:: Exercise prompt ::
Can you print the data exactly and leave out each image?

:: Extracted data ::
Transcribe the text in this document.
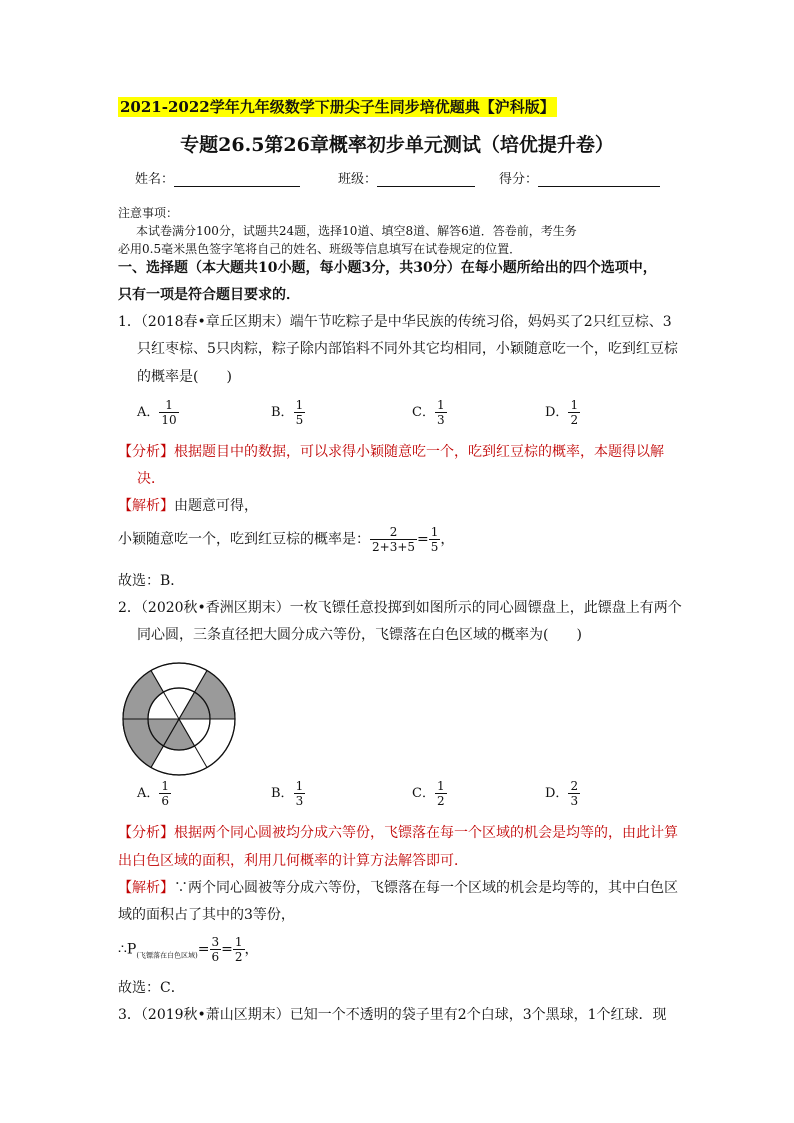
2021-2022学年九年级数学下册尖子生同步培优题典【沪科版】
专题26.5第26章概率初步单元测试（培优提升卷）
姓名：	班级：	得分：
注意事项：
本试卷满分100分，试题共24题，选择10道、填空8道、解答6道．答卷前，考生务
必用0.5毫米黑色签字笔将自己的姓名、班级等信息填写在试卷规定的位置．
一、选择题（本大题共10小题，每小题3分，共30分）在每小题所给出的四个选项中，
只有一项是符合题目要求的．
1．（2018春•章丘区期末）端午节吃粽子是中华民族的传统习俗，妈妈买了2只红豆棕、3
只红枣棕、5只肉粽，粽子除内部馅料不同外其它均相同，小颖随意吃一个，吃到红豆棕
的概率是(　　)
A． $\frac{1}{10}$	B． $\frac{1}{5}$	C． $\frac{1}{3}$	D． $\frac{1}{2}$
【分析】根据题目中的数据，可以求得小颖随意吃一个，吃到红豆棕的概率，本题得以解
决．
【解析】由题意可得，
小颖随意吃一个，吃到红豆棕的概率是： $\frac{2}{2+3+5} = \frac{1}{5}$ ，
故选：B．
2．（2020秋•香洲区期末）一枚飞镖任意投掷到如图所示的同心圆镖盘上，此镖盘上有两个
同心圆，三条直径把大圆分成六等份，飞镖落在白色区域的概率为(　　)
A． $\frac{1}{6}$	B． $\frac{1}{3}$	C． $\frac{1}{2}$	D． $\frac{2}{3}$
【分析】根据两个同心圆被均分成六等份，飞镖落在每一个区域的机会是均等的，由此计算
出白色区域的面积，利用几何概率的计算方法解答即可．
【解析】∵两个同心圆被等分成六等份，飞镖落在每一个区域的机会是均等的，其中白色区
域的面积占了其中的3等份，
$\therefore P_{(飞镖落在白色区域)}= \frac{3}{6} = \frac{1}{2}$ ，
故选：C．
3．（2019秋•萧山区期末）已知一个不透明的袋子里有2个白球，3个黑球，1个红球．现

:: Output below ::
Transcribe the text in this document.
2021-2022学年九年级数学下册尖子生同步培优题典【沪科版】
专题26.5第26章概率初步单元测试（培优提升卷）
姓名：	班级：	得分：
注意事项：
本试卷满分100分，试题共24题，选择10道、填空8道、解答6道．答卷前，考生务
必用0.5毫米黑色签字笔将自己的姓名、班级等信息填写在试卷规定的位置．
一、选择题（本大题共10小题，每小题3分，共30分）在每小题所给出的四个选项中，
只有一项是符合题目要求的．
1．（2018春•章丘区期末）端午节吃粽子是中华民族的传统习俗，妈妈买了2只红豆棕、3
只红枣棕、5只肉粽，粽子除内部馅料不同外其它均相同，小颖随意吃一个，吃到红豆棕
的概率是(　　)
A． $\frac{1}{10}$	B． $\frac{1}{5}$	C． $\frac{1}{3}$	D． $\frac{1}{2}$
【分析】根据题目中的数据，可以求得小颖随意吃一个，吃到红豆棕的概率，本题得以解
决．
【解析】由题意可得，
小颖随意吃一个，吃到红豆棕的概率是： $\frac{2}{2+3+5} = \frac{1}{5}$ ，
故选：B．
2．（2020秋•香洲区期末）一枚飞镖任意投掷到如图所示的同心圆镖盘上，此镖盘上有两个
同心圆，三条直径把大圆分成六等份，飞镖落在白色区域的概率为(　　)
A． $\frac{1}{6}$	B． $\frac{1}{3}$	C． $\frac{1}{2}$	D． $\frac{2}{3}$
【分析】根据两个同心圆被均分成六等份，飞镖落在每一个区域的机会是均等的，由此计算
出白色区域的面积，利用几何概率的计算方法解答即可．
【解析】∵两个同心圆被等分成六等份，飞镖落在每一个区域的机会是均等的，其中白色区
域的面积占了其中的3等份，
$\therefore P_{(飞镖落在白色区域)}= \frac{3}{6} = \frac{1}{2}$ ，
故选：C．
3．（2019秋•萧山区期末）已知一个不透明的袋子里有2个白球，3个黑球，1个红球．现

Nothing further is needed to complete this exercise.